## WHAT IS EXPECTED
In the entries that follow, how many lines contain the word "University"? Answer with the number only.
==== THE RECORDS ====
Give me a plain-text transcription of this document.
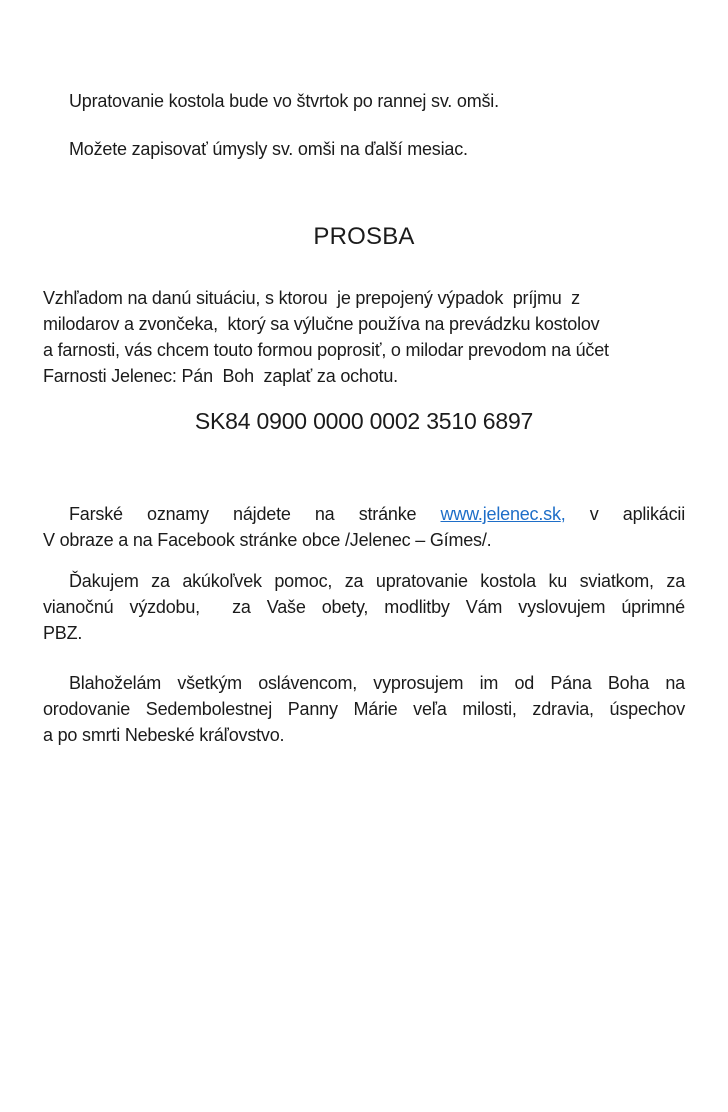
Upratovanie kostola bude vo štvrtok po rannej sv. omši.

Možete zapisovať úmysly sv. omši na ďalší mesiac.

PROSBA
Vzhľadom na danú situáciu, s ktorou  je prepojený výpadok  príjmu  z
milodarov a zvončeka,  ktorý sa výlučne používa na prevádzku kostolov
a farnosti, vás chcem touto formou poprosiť, o milodar prevodom na účet
Farnosti Jelenec: Pán  Boh  zaplať za ochotu.

SK84 0900 0000 0002 3510 6897

Farské oznamy nájdete na stránke www.jelenec.sk, v aplikácii
V obraze a na Facebook stránke obce /Jelenec – Gímes/.
Ďakujem za akúkoľvek pomoc, za upratovanie kostola ku sviatkom, za
vianočnú výzdobu,  za Vaše obety, modlitby Vám vyslovujem úprimné
PBZ.
Blahoželám všetkým oslávencom, vyprosujem im od Pána Boha na
orodovanie Sedembolestnej Panny Márie veľa milosti, zdravia, úspechov
a po smrti Nebeské kráľovstvo.
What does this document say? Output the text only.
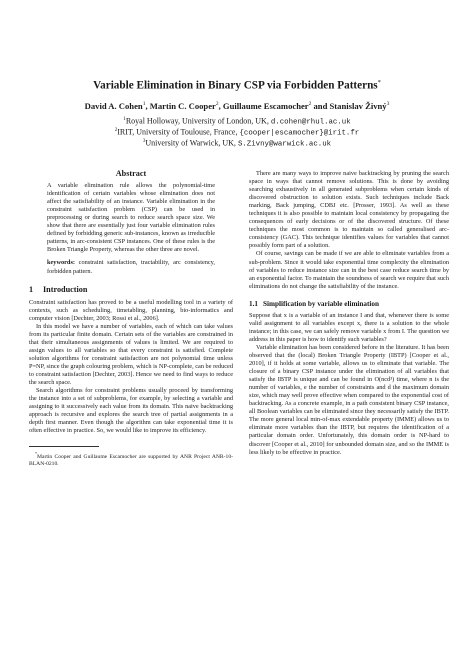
Variable Elimination in Binary CSP via Forbidden Patterns*
David A. Cohen$^1$, Martin C. Cooper$^2$, Guillaume Escamocher$^2$ and Stanislav Živný$^3$
$^1$Royal Holloway, University of London, UK, d.cohen@rhul.ac.uk
$^2$IRIT, University of Toulouse, France, {cooper|escamocher}@irit.fr
$^3$University of Warwick, UK, S.Zivny@warwick.ac.uk
Abstract
A variable elimination rule allows the polynomial-time identification of certain variables whose elimination does not affect the satisfiability of an instance. Variable elimination in the constraint satisfaction problem (CSP) can be used in preprocessing or during search to reduce search space size. We show that there are essentially just four variable elimination rules defined by forbidding generic sub-instances, known as irreducible patterns, in arc-consistent CSP instances. One of these rules is the Broken Triangle Property, whereas the other three are novel.
keywords: constraint satisfaction, tractability, arc consistency, forbidden pattern.
1 Introduction

Constraint satisfaction has proved to be a useful modelling tool in a variety of contexts, such as scheduling, timetabling, planning, bio-informatics and computer vision [Dechter, 2003; Rossi et al., 2006].

In this model we have a number of variables, each of which can take values from its particular finite domain. Certain sets of the variables are constrained in that their simultaneous assignments of values is limited. We are required to assign values to all variables so that every constraint is satisfied. Complete solution algorithms for constraint satisfaction are not polynomial time unless P=NP, since the graph colouring problem, which is NP-complete, can be reduced to constraint satisfaction [Dechter, 2003]. Hence we need to find ways to reduce the search space.

Search algorithms for constraint problems usually proceed by transforming the instance into a set of subproblems, for example, by selecting a variable and assigning to it successively each value from its domain. This naive backtracking approach is recursive and explores the search tree of partial assignments in a depth first manner. Even though the algorithm can take exponential time it is often effective in practice. So, we would like to improve its efficiency.

*Martin Cooper and Guillaume Escamocher are supported by ANR Project ANR-10-BLAN-0210.

There are many ways to improve naive backtracking by pruning the search space in ways that cannot remove solutions. This is done by avoiding searching exhaustively in all generated subproblems when certain kinds of discovered obstruction to solution exists. Such techniques include Back marking, Back jumping, CDBJ etc. [Prosser, 1993]. As well as these techniques it is also possible to maintain local consistency by propagating the consequences of early decisions or of the discovered structure. Of these techniques the most common is to maintain so called generalised arc-consistency (GAC). This technique identifies values for variables that cannot possibly form part of a solution.

Of course, savings can be made if we are able to eliminate variables from a sub-problem. Since it would take exponential time complexity the elimination of variables to reduce instance size can in the best case reduce search time by an exponential factor. To maintain the soundness of search we require that such eliminations do not change the satisfiability of the instance.

1.1 Simplification by variable elimination

Suppose that x is a variable of an instance I and that, whenever there is some valid assignment to all variables except x, there is a solution to the whole instance; in this case, we can safely remove variable x from I. The question we address in this paper is how to identify such variables?

Variable elimination has been considered before in the literature. It has been observed that the (local) Broken Triangle Property (IBTP) [Cooper et al., 2010], if it holds at some variable, allows us to eliminate that variable. The closure of a binary CSP instance under the elimination of all variables that satisfy the IBTP is unique and can be found in O(ncd³) time, where n is the number of variables, e the number of constraints and d the maximum domain size, which may well prove effective when compared to the exponential cost of backtracking. As a concrete example, in a path consistent binary CSP instance, all Boolean variables can be eliminated since they necessarily satisfy the IBTP. The more general local min-of-max extendable property (IMME) allows us to eliminate more variables than the IBTP, but requires the identification of a particular domain order. Unfortunately, this domain order is NP-hard to discover [Cooper et al., 2010] for unbounded domain size, and so the IMME is less likely to be effective in practice.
====
## SOLUTION TO THIS PROBLEM
3